▶ [INPUT ROWS]
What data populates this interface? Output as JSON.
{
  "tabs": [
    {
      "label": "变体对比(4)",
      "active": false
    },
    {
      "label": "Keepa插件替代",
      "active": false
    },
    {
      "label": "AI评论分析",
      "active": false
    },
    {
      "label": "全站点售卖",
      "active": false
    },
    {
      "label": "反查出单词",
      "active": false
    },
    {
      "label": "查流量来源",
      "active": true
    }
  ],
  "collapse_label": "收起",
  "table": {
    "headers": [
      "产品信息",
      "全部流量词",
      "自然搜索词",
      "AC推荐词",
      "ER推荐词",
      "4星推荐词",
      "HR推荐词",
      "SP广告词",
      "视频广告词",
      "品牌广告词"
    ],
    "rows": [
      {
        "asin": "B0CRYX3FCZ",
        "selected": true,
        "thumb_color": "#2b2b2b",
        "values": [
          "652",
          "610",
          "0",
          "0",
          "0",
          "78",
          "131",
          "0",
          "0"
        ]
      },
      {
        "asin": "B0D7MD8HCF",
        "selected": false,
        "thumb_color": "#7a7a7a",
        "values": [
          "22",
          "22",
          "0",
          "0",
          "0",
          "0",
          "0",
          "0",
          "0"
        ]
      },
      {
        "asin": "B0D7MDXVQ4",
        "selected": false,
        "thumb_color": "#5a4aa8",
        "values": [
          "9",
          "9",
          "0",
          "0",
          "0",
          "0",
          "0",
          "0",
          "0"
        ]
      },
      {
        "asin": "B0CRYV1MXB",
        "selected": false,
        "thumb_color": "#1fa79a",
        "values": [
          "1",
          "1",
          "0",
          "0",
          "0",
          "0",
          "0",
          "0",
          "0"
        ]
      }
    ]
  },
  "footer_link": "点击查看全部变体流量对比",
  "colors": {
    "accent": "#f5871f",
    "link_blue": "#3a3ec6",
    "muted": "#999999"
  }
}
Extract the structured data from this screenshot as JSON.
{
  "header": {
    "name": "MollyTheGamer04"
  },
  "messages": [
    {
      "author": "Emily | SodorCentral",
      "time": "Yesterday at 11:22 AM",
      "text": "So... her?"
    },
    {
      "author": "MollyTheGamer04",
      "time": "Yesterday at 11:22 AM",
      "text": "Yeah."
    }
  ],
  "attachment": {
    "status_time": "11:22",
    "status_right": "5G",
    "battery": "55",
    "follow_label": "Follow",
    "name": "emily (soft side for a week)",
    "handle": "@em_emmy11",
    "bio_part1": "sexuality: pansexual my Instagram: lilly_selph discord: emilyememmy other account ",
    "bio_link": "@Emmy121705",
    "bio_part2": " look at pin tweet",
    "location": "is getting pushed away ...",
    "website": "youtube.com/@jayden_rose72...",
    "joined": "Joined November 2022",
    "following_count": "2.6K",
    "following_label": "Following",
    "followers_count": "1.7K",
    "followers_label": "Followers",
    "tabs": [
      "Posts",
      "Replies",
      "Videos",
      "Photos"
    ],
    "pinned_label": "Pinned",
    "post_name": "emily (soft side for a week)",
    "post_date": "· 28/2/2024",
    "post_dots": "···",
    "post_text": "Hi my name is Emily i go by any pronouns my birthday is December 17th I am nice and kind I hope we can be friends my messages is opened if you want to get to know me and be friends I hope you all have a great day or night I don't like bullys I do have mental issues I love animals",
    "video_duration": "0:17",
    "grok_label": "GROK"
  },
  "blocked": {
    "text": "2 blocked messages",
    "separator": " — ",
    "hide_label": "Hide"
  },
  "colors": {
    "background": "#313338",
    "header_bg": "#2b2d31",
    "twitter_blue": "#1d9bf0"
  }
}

▶ [EXERCISE PROMPT] Type the material above out again, exactly.

▶ [SOLUTION]
What data populates this interface? Output as JSON.
{
  "tabs": [
    {
      "label": "变体对比(4)",
      "active": false
    },
    {
      "label": "Keepa插件替代",
      "active": false
    },
    {
      "label": "AI评论分析",
      "active": false
    },
    {
      "label": "全站点售卖",
      "active": false
    },
    {
      "label": "反查出单词",
      "active": false
    },
    {
      "label": "查流量来源",
      "active": true
    }
  ],
  "collapse_label": "收起",
  "table": {
    "headers": [
      "产品信息",
      "全部流量词",
      "自然搜索词",
      "AC推荐词",
      "ER推荐词",
      "4星推荐词",
      "HR推荐词",
      "SP广告词",
      "视频广告词",
      "品牌广告词"
    ],
    "rows": [
      {
        "asin": "B0CRYX3FCZ",
        "selected": true,
        "thumb_color": "#2b2b2b",
        "values": [
          "652",
          "610",
          "0",
          "0",
          "0",
          "78",
          "131",
          "0",
          "0"
        ]
      },
      {
        "asin": "B0D7MD8HCF",
        "selected": false,
        "thumb_color": "#7a7a7a",
        "values": [
          "22",
          "22",
          "0",
          "0",
          "0",
          "0",
          "0",
          "0",
          "0"
        ]
      },
      {
        "asin": "B0D7MDXVQ4",
        "selected": false,
        "thumb_color": "#5a4aa8",
        "values": [
          "9",
          "9",
          "0",
          "0",
          "0",
          "0",
          "0",
          "0",
          "0"
        ]
      },
      {
        "asin": "B0CRYV1MXB",
        "selected": false,
        "thumb_color": "#1fa79a",
        "values": [
          "1",
          "1",
          "0",
          "0",
          "0",
          "0",
          "0",
          "0",
          "0"
        ]
      }
    ]
  },
  "footer_link": "点击查看全部变体流量对比",
  "colors": {
    "accent": "#f5871f",
    "link_blue": "#3a3ec6",
    "muted": "#999999"
  }
}
Extract the structured data from this screenshot as JSON.
{
  "header": {
    "name": "MollyTheGamer04"
  },
  "messages": [
    {
      "author": "Emily | SodorCentral",
      "time": "Yesterday at 11:22 AM",
      "text": "So... her?"
    },
    {
      "author": "MollyTheGamer04",
      "time": "Yesterday at 11:22 AM",
      "text": "Yeah."
    }
  ],
  "attachment": {
    "status_time": "11:22",
    "status_right": "5G",
    "battery": "55",
    "follow_label": "Follow",
    "name": "emily (soft side for a week)",
    "handle": "@em_emmy11",
    "bio_part1": "sexuality: pansexual my Instagram: lilly_selph discord: emilyememmy other account ",
    "bio_link": "@Emmy121705",
    "bio_part2": " look at pin tweet",
    "location": "is getting pushed away ...",
    "website": "youtube.com/@jayden_rose72...",
    "joined": "Joined November 2022",
    "following_count": "2.6K",
    "following_label": "Following",
    "followers_count": "1.7K",
    "followers_label": "Followers",
    "tabs": [
      "Posts",
      "Replies",
      "Videos",
      "Photos"
    ],
    "pinned_label": "Pinned",
    "post_name": "emily (soft side for a week)",
    "post_date": "· 28/2/2024",
    "post_dots": "···",
    "post_text": "Hi my name is Emily i go by any pronouns my birthday is December 17th I am nice and kind I hope we can be friends my messages is opened if you want to get to know me and be friends I hope you all have a great day or night I don't like bullys I do have mental issues I love animals",
    "video_duration": "0:17",
    "grok_label": "GROK"
  },
  "blocked": {
    "text": "2 blocked messages",
    "separator": " — ",
    "hide_label": "Hide"
  },
  "colors": {
    "background": "#313338",
    "header_bg": "#2b2d31",
    "twitter_blue": "#1d9bf0"
  }
}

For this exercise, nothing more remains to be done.